§ **Records**:

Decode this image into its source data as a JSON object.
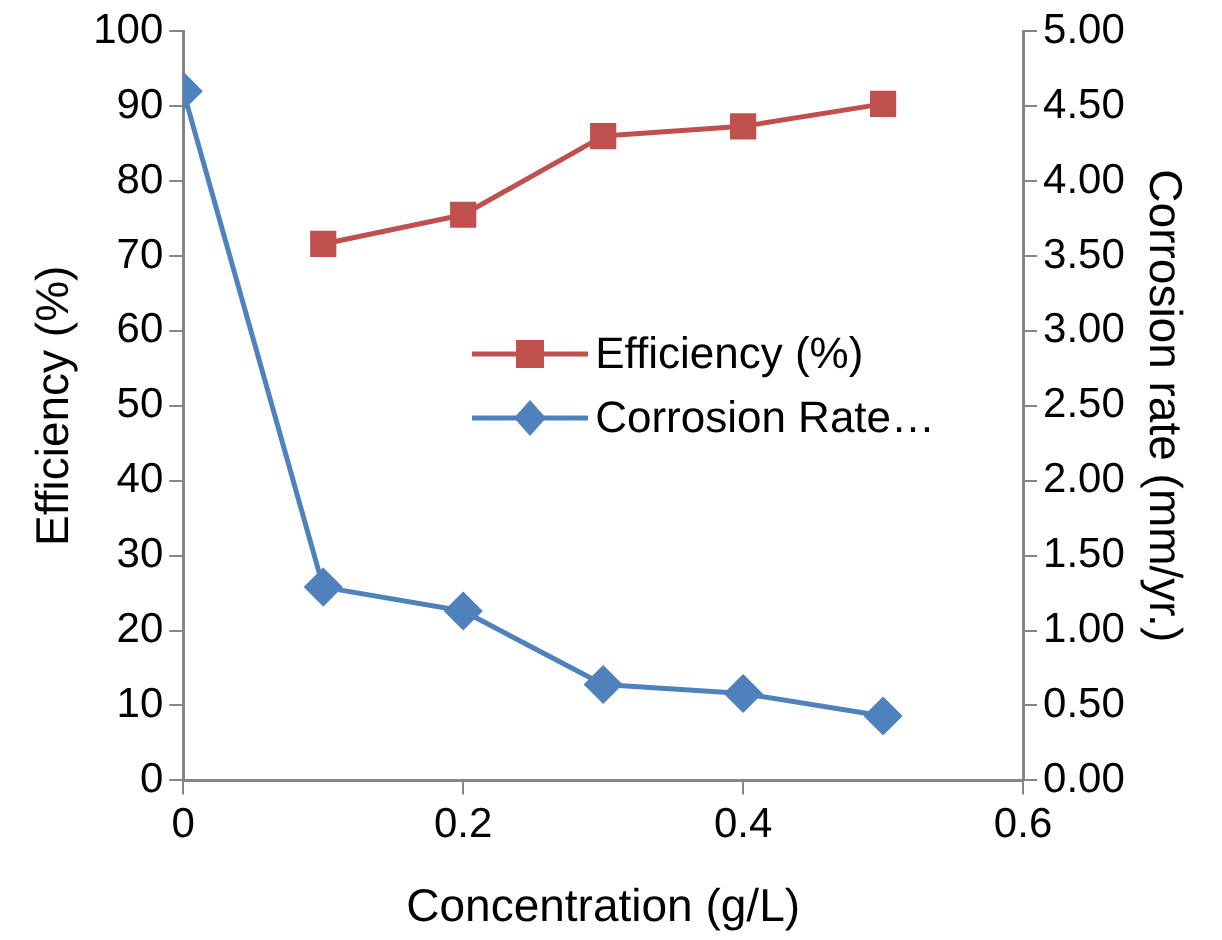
{
  "chart_data": {
    "type": "line",
    "xlabel": "Concentration (g/L)",
    "ylabel": "Efficiency (%)",
    "y2label": "Corrosion rate (mm/yr.)",
    "xlim": [
      0,
      0.6
    ],
    "xticks": [
      0,
      0.2,
      0.4,
      0.6
    ],
    "ylim": [
      0,
      100
    ],
    "yticks": [
      0,
      10,
      20,
      30,
      40,
      50,
      60,
      70,
      80,
      90,
      100
    ],
    "y2lim": [
      0,
      5
    ],
    "y2ticks": [
      {
        "value": 0,
        "label": "0.00"
      },
      {
        "value": 0.5,
        "label": "0.50"
      },
      {
        "value": 1,
        "label": "1.00"
      },
      {
        "value": 1.5,
        "label": "1.50"
      },
      {
        "value": 2,
        "label": "2.00"
      },
      {
        "value": 2.5,
        "label": "2.50"
      },
      {
        "value": 3,
        "label": "3.00"
      },
      {
        "value": 3.5,
        "label": "3.50"
      },
      {
        "value": 4,
        "label": "4.00"
      },
      {
        "value": 4.5,
        "label": "4.50"
      },
      {
        "value": 5,
        "label": "5.00"
      }
    ],
    "grid": false,
    "legend": "center",
    "series": [
      {
        "name": "Efficiency (%)",
        "color": "#c0504d",
        "marker": "square",
        "x": [
          0.1,
          0.2,
          0.3,
          0.4,
          0.5
        ],
        "values": [
          71.6,
          75.5,
          86.0,
          87.3,
          90.3
        ]
      },
      {
        "name": "Corrosion Rate…",
        "color": "#4f81bd",
        "marker": "diamond",
        "axis": "y2",
        "x": [
          0,
          0.1,
          0.2,
          0.3,
          0.4,
          0.5
        ],
        "values": [
          4.6,
          1.29,
          1.13,
          0.64,
          0.58,
          0.43
        ]
      }
    ]
  }
}
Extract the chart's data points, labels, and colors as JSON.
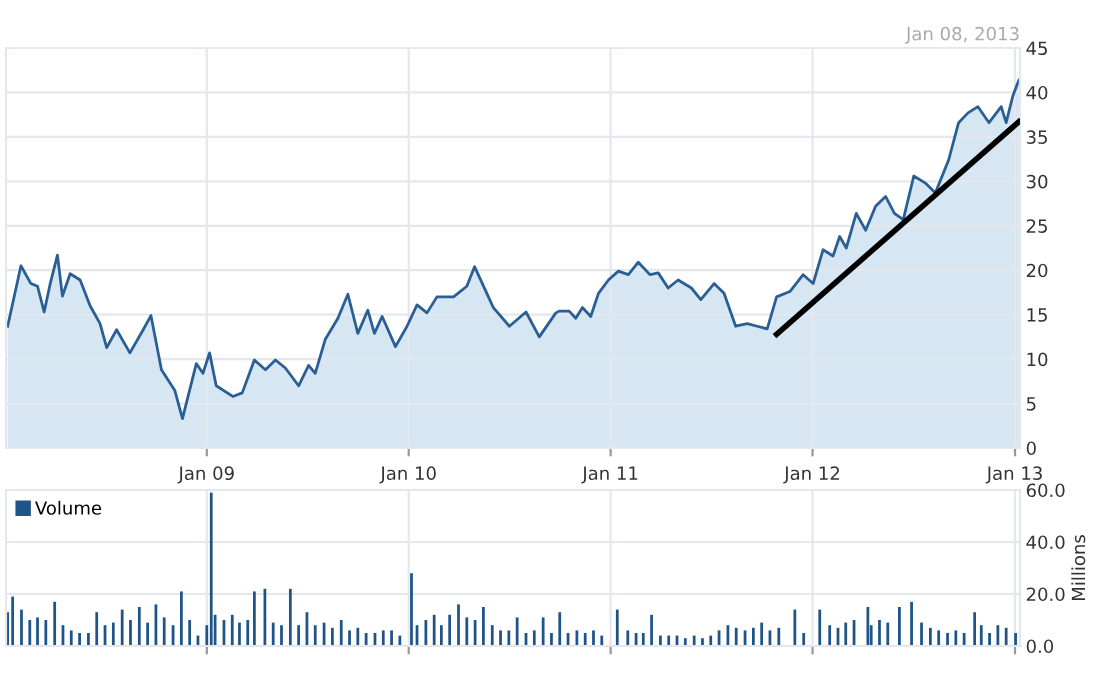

§ **Instructions to follow**: Select every line above that contains the word "Corrosion", and copy it.

§ **Full solution**:
    "y2label": "Corrosion rate (mm/yr.)",
        "name": "Corrosion Rate…",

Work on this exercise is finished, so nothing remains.